GIVEN EXERCISE -> Every line below that holds the string "iestatīta" should be copied out.
==================================================
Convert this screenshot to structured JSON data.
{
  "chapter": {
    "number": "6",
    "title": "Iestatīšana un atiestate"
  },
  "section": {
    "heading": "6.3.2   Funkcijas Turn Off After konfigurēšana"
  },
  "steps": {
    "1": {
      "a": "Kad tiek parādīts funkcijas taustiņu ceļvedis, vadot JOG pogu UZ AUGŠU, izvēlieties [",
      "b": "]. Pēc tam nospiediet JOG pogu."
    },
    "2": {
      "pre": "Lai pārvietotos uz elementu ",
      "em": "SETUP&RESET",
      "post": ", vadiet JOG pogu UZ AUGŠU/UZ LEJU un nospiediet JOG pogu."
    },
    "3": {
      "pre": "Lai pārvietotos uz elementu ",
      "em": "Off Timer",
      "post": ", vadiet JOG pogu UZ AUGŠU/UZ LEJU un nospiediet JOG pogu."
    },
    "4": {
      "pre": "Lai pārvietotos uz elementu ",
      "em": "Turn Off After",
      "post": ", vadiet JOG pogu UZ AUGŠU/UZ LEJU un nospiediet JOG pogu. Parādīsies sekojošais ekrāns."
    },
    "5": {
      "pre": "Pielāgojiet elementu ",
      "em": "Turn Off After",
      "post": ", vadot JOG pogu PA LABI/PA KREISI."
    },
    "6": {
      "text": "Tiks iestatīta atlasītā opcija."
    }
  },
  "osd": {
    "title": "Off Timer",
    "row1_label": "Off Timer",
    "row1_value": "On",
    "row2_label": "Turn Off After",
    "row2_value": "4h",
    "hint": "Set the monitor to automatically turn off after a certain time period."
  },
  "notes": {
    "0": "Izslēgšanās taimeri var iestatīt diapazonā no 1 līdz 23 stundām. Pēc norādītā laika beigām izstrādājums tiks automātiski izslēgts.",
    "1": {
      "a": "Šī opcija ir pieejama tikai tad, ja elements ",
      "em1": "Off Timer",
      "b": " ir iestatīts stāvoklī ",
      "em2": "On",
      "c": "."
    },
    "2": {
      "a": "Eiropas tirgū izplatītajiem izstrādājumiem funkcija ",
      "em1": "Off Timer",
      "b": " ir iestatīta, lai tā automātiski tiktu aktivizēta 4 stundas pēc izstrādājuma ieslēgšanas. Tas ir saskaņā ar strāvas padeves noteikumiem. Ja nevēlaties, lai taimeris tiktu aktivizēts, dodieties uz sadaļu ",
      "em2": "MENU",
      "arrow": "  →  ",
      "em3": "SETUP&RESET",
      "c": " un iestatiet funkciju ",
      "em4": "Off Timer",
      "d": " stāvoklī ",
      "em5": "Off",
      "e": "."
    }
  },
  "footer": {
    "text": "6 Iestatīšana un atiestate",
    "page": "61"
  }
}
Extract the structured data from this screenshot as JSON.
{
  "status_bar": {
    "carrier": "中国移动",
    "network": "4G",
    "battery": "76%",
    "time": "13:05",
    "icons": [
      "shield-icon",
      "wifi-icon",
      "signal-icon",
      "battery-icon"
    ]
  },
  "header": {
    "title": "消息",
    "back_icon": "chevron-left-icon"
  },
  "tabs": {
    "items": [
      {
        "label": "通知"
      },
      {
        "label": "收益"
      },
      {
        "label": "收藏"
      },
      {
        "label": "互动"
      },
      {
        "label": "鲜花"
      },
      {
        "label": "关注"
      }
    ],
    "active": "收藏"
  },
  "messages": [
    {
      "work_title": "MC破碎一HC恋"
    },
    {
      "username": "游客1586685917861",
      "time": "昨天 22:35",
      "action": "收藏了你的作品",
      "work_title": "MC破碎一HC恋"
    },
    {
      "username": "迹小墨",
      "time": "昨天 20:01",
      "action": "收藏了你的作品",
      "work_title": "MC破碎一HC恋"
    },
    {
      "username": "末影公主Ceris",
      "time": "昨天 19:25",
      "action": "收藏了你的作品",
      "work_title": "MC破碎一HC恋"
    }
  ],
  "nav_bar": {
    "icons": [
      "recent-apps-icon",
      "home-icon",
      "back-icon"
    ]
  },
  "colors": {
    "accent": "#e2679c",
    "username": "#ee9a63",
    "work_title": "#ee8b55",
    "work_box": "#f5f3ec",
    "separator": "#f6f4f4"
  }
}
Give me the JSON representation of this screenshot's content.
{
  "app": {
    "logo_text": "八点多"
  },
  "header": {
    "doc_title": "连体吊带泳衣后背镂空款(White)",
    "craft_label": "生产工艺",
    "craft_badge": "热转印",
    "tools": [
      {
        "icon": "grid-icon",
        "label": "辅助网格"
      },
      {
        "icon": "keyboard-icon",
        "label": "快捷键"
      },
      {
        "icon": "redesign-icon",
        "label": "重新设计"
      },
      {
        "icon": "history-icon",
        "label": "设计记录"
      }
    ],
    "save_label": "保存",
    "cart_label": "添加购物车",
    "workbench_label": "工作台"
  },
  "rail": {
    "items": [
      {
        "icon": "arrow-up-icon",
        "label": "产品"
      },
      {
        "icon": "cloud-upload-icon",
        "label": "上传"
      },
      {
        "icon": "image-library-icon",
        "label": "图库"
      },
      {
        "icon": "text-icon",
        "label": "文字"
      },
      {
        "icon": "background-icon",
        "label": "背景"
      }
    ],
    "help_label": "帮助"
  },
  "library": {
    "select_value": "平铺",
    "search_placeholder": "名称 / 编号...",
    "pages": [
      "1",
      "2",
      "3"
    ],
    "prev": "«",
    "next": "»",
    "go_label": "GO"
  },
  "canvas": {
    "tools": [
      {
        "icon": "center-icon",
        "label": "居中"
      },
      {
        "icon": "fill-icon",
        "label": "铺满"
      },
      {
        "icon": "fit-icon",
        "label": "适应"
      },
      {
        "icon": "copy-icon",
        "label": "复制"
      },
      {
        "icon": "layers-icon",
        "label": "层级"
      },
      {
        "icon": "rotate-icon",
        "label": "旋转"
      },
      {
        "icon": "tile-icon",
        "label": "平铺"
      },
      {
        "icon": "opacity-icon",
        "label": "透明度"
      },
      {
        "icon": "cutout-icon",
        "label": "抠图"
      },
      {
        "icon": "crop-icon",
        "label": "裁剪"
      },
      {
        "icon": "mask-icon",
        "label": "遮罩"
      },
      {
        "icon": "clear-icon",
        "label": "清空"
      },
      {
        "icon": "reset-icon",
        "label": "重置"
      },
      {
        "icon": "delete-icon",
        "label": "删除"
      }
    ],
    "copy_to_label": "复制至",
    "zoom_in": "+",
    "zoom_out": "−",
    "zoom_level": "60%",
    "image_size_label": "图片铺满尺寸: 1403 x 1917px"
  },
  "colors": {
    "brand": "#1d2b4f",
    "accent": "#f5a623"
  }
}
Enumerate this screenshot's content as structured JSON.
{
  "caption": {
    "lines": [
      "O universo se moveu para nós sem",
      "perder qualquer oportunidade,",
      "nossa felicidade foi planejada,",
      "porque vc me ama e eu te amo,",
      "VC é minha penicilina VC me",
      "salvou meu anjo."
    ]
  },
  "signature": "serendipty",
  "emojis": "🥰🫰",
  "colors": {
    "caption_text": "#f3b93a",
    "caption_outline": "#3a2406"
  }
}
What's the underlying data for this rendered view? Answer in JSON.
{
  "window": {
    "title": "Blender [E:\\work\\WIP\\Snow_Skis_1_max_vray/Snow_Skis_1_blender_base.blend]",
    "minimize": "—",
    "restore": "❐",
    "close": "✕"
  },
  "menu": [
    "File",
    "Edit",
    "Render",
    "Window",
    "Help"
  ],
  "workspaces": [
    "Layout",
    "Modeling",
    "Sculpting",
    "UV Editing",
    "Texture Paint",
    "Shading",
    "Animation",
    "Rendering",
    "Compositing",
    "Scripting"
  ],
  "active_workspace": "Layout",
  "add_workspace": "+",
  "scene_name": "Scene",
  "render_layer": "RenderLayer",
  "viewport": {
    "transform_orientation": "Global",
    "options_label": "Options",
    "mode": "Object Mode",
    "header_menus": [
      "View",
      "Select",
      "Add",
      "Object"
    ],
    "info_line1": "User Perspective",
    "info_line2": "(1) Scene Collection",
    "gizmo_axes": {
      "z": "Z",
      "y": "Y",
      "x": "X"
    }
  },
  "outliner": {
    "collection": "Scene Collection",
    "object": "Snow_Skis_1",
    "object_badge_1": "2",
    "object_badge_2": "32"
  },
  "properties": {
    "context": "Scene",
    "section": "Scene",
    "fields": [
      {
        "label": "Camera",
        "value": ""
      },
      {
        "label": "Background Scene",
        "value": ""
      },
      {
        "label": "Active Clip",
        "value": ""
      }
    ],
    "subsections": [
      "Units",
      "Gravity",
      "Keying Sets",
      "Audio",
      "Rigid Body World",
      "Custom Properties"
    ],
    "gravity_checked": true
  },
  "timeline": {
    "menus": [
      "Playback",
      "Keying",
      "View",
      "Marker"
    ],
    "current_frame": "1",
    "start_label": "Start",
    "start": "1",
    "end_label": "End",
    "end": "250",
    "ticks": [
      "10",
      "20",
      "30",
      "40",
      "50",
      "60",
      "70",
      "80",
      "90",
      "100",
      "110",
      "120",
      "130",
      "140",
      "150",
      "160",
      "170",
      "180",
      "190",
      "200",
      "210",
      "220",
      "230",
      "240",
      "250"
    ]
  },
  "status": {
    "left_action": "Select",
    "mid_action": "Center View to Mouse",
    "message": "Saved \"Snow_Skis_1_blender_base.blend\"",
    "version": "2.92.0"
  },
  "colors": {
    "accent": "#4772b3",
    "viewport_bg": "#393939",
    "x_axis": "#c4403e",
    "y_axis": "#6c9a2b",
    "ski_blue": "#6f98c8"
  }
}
==================================================
IN RESPONSE ->
      "text": "Tiks iestatīta atlasītā opcija."
      "b": " ir iestatīta, lai tā automātiski tiktu aktivizēta 4 stundas pēc izstrādājuma ieslēgšanas. Tas ir saskaņā ar strāvas padeves noteikumiem. Ja nevēlaties, lai taimeris tiktu aktivizēts, dodieties uz sadaļu ",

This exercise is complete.